▸ DIRECTION:
Could you copy out, unchanged, every line from the first line of the items through the line containing "128, 376, 150]", including both of those lines?

▸ Listings of boxed layout items:
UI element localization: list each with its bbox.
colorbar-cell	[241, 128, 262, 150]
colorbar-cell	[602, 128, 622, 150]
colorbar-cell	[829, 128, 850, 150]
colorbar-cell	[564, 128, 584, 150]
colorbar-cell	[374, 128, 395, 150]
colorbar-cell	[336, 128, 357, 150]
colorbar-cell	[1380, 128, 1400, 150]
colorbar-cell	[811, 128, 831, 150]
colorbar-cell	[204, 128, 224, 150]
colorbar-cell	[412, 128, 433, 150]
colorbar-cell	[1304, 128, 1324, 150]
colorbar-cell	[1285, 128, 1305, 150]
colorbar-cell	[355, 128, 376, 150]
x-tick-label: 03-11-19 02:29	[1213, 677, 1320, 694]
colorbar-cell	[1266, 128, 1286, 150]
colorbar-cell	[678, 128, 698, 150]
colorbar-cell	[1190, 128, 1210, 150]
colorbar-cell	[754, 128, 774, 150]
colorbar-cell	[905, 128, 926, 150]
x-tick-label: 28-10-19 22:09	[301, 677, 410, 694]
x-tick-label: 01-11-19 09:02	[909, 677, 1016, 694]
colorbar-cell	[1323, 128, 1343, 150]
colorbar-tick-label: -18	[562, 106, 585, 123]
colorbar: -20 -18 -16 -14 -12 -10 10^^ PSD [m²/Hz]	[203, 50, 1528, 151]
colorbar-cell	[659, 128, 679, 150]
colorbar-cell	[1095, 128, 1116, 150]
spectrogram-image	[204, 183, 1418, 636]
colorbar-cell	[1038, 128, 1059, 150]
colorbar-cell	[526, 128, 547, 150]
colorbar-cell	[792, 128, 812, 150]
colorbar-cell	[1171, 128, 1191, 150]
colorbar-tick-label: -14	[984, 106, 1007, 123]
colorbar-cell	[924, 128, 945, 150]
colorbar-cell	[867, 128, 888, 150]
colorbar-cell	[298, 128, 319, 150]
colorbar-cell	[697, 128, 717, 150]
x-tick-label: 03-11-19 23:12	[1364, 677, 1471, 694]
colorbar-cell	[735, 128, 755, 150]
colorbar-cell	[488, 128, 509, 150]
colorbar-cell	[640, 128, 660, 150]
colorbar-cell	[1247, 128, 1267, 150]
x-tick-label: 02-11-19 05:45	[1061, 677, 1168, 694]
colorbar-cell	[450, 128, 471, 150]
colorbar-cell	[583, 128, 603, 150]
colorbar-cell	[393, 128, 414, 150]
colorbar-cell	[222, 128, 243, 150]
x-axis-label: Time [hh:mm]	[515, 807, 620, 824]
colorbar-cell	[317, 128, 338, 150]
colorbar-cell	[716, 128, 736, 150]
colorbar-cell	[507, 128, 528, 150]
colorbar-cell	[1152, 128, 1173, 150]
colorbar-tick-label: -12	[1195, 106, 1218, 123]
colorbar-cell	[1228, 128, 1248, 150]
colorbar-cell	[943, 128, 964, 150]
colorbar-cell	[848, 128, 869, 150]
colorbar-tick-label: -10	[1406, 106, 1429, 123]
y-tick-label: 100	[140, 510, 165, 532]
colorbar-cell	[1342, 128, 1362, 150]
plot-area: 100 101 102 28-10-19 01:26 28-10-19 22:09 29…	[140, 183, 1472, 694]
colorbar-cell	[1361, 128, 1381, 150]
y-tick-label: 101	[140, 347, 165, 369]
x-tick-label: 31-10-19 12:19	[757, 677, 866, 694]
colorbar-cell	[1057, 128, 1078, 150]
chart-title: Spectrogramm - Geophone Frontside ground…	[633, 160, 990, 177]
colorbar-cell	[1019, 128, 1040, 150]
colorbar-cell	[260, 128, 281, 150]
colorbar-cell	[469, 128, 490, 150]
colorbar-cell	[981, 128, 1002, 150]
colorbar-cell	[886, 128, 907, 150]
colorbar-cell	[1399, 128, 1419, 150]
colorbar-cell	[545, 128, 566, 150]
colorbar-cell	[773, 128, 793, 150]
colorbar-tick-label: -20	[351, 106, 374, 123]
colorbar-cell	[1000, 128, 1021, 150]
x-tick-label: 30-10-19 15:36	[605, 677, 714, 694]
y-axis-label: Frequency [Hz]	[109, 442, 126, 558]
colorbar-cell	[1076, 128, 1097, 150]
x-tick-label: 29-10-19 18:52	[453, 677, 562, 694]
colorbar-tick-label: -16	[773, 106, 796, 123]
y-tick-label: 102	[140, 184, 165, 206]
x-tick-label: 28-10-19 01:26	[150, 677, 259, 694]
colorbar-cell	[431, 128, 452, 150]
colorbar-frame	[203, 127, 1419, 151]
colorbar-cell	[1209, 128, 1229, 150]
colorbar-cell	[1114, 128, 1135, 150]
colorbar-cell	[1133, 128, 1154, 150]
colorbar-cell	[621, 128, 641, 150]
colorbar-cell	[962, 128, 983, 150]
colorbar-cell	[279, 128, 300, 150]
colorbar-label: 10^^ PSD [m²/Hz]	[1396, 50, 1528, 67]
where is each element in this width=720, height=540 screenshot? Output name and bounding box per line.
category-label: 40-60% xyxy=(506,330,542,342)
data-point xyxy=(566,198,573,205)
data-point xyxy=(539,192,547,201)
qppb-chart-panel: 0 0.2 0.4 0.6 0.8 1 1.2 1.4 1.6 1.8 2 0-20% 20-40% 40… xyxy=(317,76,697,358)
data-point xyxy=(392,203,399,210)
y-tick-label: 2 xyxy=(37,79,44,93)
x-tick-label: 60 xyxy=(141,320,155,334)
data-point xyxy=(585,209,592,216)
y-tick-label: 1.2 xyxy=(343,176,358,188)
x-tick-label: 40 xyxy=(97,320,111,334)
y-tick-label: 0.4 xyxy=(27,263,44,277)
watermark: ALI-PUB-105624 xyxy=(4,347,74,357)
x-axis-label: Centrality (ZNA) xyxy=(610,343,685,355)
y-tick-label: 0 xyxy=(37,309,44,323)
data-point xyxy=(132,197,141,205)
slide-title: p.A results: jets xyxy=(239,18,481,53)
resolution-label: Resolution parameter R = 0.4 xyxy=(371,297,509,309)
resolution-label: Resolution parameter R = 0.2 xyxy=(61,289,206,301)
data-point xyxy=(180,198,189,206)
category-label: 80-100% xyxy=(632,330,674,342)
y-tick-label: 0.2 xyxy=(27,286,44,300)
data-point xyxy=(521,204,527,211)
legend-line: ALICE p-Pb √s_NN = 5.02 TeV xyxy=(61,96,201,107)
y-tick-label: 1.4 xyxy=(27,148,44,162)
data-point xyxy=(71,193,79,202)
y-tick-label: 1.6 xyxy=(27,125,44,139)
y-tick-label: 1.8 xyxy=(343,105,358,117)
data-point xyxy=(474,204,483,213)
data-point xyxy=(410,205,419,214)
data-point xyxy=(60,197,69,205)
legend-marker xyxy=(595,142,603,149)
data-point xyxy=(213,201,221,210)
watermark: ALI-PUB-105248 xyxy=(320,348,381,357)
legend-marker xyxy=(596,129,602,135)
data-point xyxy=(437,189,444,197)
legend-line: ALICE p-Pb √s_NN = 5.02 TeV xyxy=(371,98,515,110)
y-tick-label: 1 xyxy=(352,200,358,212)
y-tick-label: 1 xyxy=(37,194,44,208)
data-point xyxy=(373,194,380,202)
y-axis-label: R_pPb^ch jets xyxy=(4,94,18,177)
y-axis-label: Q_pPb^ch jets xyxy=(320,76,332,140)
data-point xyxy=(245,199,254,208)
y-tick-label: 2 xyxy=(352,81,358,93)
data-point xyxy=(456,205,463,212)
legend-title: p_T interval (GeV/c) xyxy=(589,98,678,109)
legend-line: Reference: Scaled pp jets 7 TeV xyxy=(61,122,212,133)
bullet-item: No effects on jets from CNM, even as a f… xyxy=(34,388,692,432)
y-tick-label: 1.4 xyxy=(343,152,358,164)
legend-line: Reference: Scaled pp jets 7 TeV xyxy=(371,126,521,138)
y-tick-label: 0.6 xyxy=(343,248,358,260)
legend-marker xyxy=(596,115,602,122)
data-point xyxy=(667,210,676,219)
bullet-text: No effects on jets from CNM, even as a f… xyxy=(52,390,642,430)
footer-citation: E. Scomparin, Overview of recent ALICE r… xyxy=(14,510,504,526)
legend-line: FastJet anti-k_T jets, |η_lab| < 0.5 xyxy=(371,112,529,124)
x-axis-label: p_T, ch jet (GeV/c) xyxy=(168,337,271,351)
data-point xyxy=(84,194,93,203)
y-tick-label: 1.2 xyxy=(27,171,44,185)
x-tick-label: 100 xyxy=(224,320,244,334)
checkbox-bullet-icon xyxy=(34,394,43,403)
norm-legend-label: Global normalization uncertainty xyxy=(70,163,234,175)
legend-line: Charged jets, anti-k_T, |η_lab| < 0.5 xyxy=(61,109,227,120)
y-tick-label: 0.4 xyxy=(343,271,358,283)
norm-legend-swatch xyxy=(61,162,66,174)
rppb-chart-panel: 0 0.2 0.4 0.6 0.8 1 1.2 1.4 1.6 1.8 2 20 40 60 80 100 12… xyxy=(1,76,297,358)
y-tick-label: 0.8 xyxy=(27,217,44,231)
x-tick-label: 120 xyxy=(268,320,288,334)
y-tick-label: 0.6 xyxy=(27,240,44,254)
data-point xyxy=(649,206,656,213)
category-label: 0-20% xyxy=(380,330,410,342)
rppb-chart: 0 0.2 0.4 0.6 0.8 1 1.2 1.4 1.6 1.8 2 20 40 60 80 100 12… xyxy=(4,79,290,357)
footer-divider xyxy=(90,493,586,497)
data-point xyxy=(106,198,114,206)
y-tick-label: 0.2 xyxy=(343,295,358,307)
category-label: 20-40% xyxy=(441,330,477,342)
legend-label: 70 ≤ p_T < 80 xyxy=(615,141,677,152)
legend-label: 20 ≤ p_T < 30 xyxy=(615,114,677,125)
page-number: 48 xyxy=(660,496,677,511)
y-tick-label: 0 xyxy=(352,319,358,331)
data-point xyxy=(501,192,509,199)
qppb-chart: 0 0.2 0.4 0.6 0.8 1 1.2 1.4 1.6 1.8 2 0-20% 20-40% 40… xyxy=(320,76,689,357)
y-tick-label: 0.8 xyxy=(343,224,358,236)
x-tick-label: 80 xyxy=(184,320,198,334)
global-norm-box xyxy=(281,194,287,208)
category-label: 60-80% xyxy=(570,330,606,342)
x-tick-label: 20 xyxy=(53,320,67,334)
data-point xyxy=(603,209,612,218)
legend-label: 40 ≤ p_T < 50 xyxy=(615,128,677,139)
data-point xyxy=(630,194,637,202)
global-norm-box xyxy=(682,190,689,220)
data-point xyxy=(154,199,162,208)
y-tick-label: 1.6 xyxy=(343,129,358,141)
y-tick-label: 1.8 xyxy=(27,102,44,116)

▸ RESULT OF THE EXERCISE:
UI element localization: list each with its bbox.
colorbar-cell	[241, 128, 262, 150]
colorbar-cell	[602, 128, 622, 150]
colorbar-cell	[829, 128, 850, 150]
colorbar-cell	[564, 128, 584, 150]
colorbar-cell	[374, 128, 395, 150]
colorbar-cell	[336, 128, 357, 150]
colorbar-cell	[1380, 128, 1400, 150]
colorbar-cell	[811, 128, 831, 150]
colorbar-cell	[204, 128, 224, 150]
colorbar-cell	[412, 128, 433, 150]
colorbar-cell	[1304, 128, 1324, 150]
colorbar-cell	[1285, 128, 1305, 150]
colorbar-cell	[355, 128, 376, 150]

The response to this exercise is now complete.